Task to carry out: Would you quote every entry exactly, dropping only the pictures?
# Start of Available data
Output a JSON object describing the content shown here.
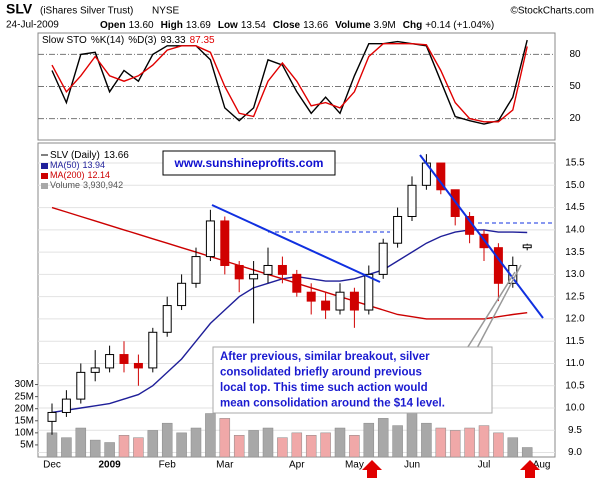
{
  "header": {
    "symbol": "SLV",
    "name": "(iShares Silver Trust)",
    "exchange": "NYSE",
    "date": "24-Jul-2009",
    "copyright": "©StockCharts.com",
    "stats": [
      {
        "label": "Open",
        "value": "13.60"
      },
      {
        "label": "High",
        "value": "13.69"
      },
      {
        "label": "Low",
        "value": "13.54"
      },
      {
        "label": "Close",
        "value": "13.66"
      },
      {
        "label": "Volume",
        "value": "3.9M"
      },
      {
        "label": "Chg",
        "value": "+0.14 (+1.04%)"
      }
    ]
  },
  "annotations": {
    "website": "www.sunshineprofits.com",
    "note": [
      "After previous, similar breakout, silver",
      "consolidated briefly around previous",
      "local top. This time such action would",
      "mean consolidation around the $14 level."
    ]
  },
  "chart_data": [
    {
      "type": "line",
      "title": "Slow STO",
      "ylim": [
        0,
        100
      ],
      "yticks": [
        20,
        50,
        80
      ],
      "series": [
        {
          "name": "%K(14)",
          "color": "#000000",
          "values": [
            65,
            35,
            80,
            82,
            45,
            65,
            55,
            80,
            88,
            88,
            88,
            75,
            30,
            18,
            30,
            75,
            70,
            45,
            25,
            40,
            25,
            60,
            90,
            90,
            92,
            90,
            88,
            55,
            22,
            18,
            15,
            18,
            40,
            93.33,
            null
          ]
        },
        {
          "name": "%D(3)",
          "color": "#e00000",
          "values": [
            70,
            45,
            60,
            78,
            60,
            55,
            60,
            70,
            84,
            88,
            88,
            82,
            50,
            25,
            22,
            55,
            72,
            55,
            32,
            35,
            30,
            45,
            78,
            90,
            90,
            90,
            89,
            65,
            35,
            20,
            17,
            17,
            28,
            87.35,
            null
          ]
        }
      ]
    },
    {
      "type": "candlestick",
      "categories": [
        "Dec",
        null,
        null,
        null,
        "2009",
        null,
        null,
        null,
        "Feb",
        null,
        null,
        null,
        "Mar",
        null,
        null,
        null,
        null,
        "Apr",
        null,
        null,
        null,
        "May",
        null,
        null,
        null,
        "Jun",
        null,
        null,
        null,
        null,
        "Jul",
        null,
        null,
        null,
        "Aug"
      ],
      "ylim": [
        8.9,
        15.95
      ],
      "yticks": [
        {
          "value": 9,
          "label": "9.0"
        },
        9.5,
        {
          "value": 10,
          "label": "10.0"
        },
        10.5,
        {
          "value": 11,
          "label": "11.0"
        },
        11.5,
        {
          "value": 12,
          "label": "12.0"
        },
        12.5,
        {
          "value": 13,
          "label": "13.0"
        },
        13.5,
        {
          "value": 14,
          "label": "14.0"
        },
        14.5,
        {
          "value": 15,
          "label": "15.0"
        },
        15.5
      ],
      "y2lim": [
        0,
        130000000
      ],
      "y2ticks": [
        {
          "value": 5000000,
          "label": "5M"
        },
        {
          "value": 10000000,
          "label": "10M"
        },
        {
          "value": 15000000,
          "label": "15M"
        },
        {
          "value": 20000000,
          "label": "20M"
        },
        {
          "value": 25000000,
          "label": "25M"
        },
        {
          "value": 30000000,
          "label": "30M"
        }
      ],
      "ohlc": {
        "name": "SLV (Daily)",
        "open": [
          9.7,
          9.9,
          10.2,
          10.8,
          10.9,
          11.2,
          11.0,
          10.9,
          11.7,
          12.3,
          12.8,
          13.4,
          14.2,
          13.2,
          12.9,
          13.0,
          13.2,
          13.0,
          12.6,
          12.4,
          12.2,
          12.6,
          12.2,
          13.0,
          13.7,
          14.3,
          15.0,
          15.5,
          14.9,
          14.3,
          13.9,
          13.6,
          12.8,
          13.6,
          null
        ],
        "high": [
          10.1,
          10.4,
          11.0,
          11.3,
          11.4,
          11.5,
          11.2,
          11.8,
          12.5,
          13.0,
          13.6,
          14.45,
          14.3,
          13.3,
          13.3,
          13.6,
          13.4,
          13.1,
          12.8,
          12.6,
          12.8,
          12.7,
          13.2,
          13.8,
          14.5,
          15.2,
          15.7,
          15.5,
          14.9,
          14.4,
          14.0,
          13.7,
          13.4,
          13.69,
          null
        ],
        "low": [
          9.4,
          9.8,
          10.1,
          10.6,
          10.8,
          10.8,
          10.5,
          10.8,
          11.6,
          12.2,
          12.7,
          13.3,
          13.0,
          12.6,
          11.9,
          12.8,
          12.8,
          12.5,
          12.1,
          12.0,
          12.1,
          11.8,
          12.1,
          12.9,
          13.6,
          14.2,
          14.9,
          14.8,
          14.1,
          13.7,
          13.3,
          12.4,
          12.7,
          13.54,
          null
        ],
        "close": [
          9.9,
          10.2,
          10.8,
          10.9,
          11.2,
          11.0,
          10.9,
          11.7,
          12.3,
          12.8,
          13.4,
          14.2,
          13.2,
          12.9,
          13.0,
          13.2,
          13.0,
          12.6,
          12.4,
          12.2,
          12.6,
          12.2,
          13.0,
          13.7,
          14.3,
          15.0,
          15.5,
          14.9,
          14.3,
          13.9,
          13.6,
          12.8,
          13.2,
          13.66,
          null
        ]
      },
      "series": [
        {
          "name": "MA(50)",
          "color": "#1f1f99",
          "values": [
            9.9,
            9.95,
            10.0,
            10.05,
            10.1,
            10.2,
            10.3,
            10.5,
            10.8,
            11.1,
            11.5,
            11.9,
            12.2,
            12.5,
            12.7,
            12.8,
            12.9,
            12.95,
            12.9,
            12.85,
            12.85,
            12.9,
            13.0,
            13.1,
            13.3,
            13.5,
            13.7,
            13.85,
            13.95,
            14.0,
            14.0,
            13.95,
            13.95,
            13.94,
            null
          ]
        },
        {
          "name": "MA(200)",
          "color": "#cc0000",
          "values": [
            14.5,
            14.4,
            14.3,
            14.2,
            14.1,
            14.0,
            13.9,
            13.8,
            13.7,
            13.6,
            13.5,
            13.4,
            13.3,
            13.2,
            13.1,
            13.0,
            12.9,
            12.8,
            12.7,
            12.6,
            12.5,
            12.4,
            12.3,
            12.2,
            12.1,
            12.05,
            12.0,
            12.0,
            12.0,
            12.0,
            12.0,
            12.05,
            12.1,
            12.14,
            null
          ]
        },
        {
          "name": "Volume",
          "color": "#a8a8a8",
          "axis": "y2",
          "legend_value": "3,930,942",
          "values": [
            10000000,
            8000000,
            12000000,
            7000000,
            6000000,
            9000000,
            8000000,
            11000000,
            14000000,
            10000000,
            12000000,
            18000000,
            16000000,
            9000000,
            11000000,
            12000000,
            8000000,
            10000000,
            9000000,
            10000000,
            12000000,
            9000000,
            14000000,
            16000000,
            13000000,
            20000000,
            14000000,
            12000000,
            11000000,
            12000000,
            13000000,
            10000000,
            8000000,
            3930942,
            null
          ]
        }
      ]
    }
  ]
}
# End of Available data
Exercise solution:
Output a JSON object describing the content shown here.
{
  "header": {
    "symbol": "SLV",
    "name": "(iShares Silver Trust)",
    "exchange": "NYSE",
    "date": "24-Jul-2009",
    "copyright": "©StockCharts.com",
    "stats": [
      {
        "label": "Open",
        "value": "13.60"
      },
      {
        "label": "High",
        "value": "13.69"
      },
      {
        "label": "Low",
        "value": "13.54"
      },
      {
        "label": "Close",
        "value": "13.66"
      },
      {
        "label": "Volume",
        "value": "3.9M"
      },
      {
        "label": "Chg",
        "value": "+0.14 (+1.04%)"
      }
    ]
  },
  "annotations": {
    "website": "www.sunshineprofits.com",
    "note": [
      "After previous, similar breakout, silver",
      "consolidated briefly around previous",
      "local top. This time such action would",
      "mean consolidation around the $14 level."
    ]
  },
  "chart_data": [
    {
      "type": "line",
      "title": "Slow STO",
      "ylim": [
        0,
        100
      ],
      "yticks": [
        20,
        50,
        80
      ],
      "series": [
        {
          "name": "%K(14)",
          "color": "#000000",
          "values": [
            65,
            35,
            80,
            82,
            45,
            65,
            55,
            80,
            88,
            88,
            88,
            75,
            30,
            18,
            30,
            75,
            70,
            45,
            25,
            40,
            25,
            60,
            90,
            90,
            92,
            90,
            88,
            55,
            22,
            18,
            15,
            18,
            40,
            93.33,
            null
          ]
        },
        {
          "name": "%D(3)",
          "color": "#e00000",
          "values": [
            70,
            45,
            60,
            78,
            60,
            55,
            60,
            70,
            84,
            88,
            88,
            82,
            50,
            25,
            22,
            55,
            72,
            55,
            32,
            35,
            30,
            45,
            78,
            90,
            90,
            90,
            89,
            65,
            35,
            20,
            17,
            17,
            28,
            87.35,
            null
          ]
        }
      ]
    },
    {
      "type": "candlestick",
      "categories": [
        "Dec",
        null,
        null,
        null,
        "2009",
        null,
        null,
        null,
        "Feb",
        null,
        null,
        null,
        "Mar",
        null,
        null,
        null,
        null,
        "Apr",
        null,
        null,
        null,
        "May",
        null,
        null,
        null,
        "Jun",
        null,
        null,
        null,
        null,
        "Jul",
        null,
        null,
        null,
        "Aug"
      ],
      "ylim": [
        8.9,
        15.95
      ],
      "yticks": [
        {
          "value": 9,
          "label": "9.0"
        },
        9.5,
        {
          "value": 10,
          "label": "10.0"
        },
        10.5,
        {
          "value": 11,
          "label": "11.0"
        },
        11.5,
        {
          "value": 12,
          "label": "12.0"
        },
        12.5,
        {
          "value": 13,
          "label": "13.0"
        },
        13.5,
        {
          "value": 14,
          "label": "14.0"
        },
        14.5,
        {
          "value": 15,
          "label": "15.0"
        },
        15.5
      ],
      "y2lim": [
        0,
        130000000
      ],
      "y2ticks": [
        {
          "value": 5000000,
          "label": "5M"
        },
        {
          "value": 10000000,
          "label": "10M"
        },
        {
          "value": 15000000,
          "label": "15M"
        },
        {
          "value": 20000000,
          "label": "20M"
        },
        {
          "value": 25000000,
          "label": "25M"
        },
        {
          "value": 30000000,
          "label": "30M"
        }
      ],
      "ohlc": {
        "name": "SLV (Daily)",
        "open": [
          9.7,
          9.9,
          10.2,
          10.8,
          10.9,
          11.2,
          11.0,
          10.9,
          11.7,
          12.3,
          12.8,
          13.4,
          14.2,
          13.2,
          12.9,
          13.0,
          13.2,
          13.0,
          12.6,
          12.4,
          12.2,
          12.6,
          12.2,
          13.0,
          13.7,
          14.3,
          15.0,
          15.5,
          14.9,
          14.3,
          13.9,
          13.6,
          12.8,
          13.6,
          null
        ],
        "high": [
          10.1,
          10.4,
          11.0,
          11.3,
          11.4,
          11.5,
          11.2,
          11.8,
          12.5,
          13.0,
          13.6,
          14.45,
          14.3,
          13.3,
          13.3,
          13.6,
          13.4,
          13.1,
          12.8,
          12.6,
          12.8,
          12.7,
          13.2,
          13.8,
          14.5,
          15.2,
          15.7,
          15.5,
          14.9,
          14.4,
          14.0,
          13.7,
          13.4,
          13.69,
          null
        ],
        "low": [
          9.4,
          9.8,
          10.1,
          10.6,
          10.8,
          10.8,
          10.5,
          10.8,
          11.6,
          12.2,
          12.7,
          13.3,
          13.0,
          12.6,
          11.9,
          12.8,
          12.8,
          12.5,
          12.1,
          12.0,
          12.1,
          11.8,
          12.1,
          12.9,
          13.6,
          14.2,
          14.9,
          14.8,
          14.1,
          13.7,
          13.3,
          12.4,
          12.7,
          13.54,
          null
        ],
        "close": [
          9.9,
          10.2,
          10.8,
          10.9,
          11.2,
          11.0,
          10.9,
          11.7,
          12.3,
          12.8,
          13.4,
          14.2,
          13.2,
          12.9,
          13.0,
          13.2,
          13.0,
          12.6,
          12.4,
          12.2,
          12.6,
          12.2,
          13.0,
          13.7,
          14.3,
          15.0,
          15.5,
          14.9,
          14.3,
          13.9,
          13.6,
          12.8,
          13.2,
          13.66,
          null
        ]
      },
      "series": [
        {
          "name": "MA(50)",
          "color": "#1f1f99",
          "values": [
            9.9,
            9.95,
            10.0,
            10.05,
            10.1,
            10.2,
            10.3,
            10.5,
            10.8,
            11.1,
            11.5,
            11.9,
            12.2,
            12.5,
            12.7,
            12.8,
            12.9,
            12.95,
            12.9,
            12.85,
            12.85,
            12.9,
            13.0,
            13.1,
            13.3,
            13.5,
            13.7,
            13.85,
            13.95,
            14.0,
            14.0,
            13.95,
            13.95,
            13.94,
            null
          ]
        },
        {
          "name": "MA(200)",
          "color": "#cc0000",
          "values": [
            14.5,
            14.4,
            14.3,
            14.2,
            14.1,
            14.0,
            13.9,
            13.8,
            13.7,
            13.6,
            13.5,
            13.4,
            13.3,
            13.2,
            13.1,
            13.0,
            12.9,
            12.8,
            12.7,
            12.6,
            12.5,
            12.4,
            12.3,
            12.2,
            12.1,
            12.05,
            12.0,
            12.0,
            12.0,
            12.0,
            12.0,
            12.05,
            12.1,
            12.14,
            null
          ]
        },
        {
          "name": "Volume",
          "color": "#a8a8a8",
          "axis": "y2",
          "legend_value": "3,930,942",
          "values": [
            10000000,
            8000000,
            12000000,
            7000000,
            6000000,
            9000000,
            8000000,
            11000000,
            14000000,
            10000000,
            12000000,
            18000000,
            16000000,
            9000000,
            11000000,
            12000000,
            8000000,
            10000000,
            9000000,
            10000000,
            12000000,
            9000000,
            14000000,
            16000000,
            13000000,
            20000000,
            14000000,
            12000000,
            11000000,
            12000000,
            13000000,
            10000000,
            8000000,
            3930942,
            null
          ]
        }
      ]
    }
  ]
}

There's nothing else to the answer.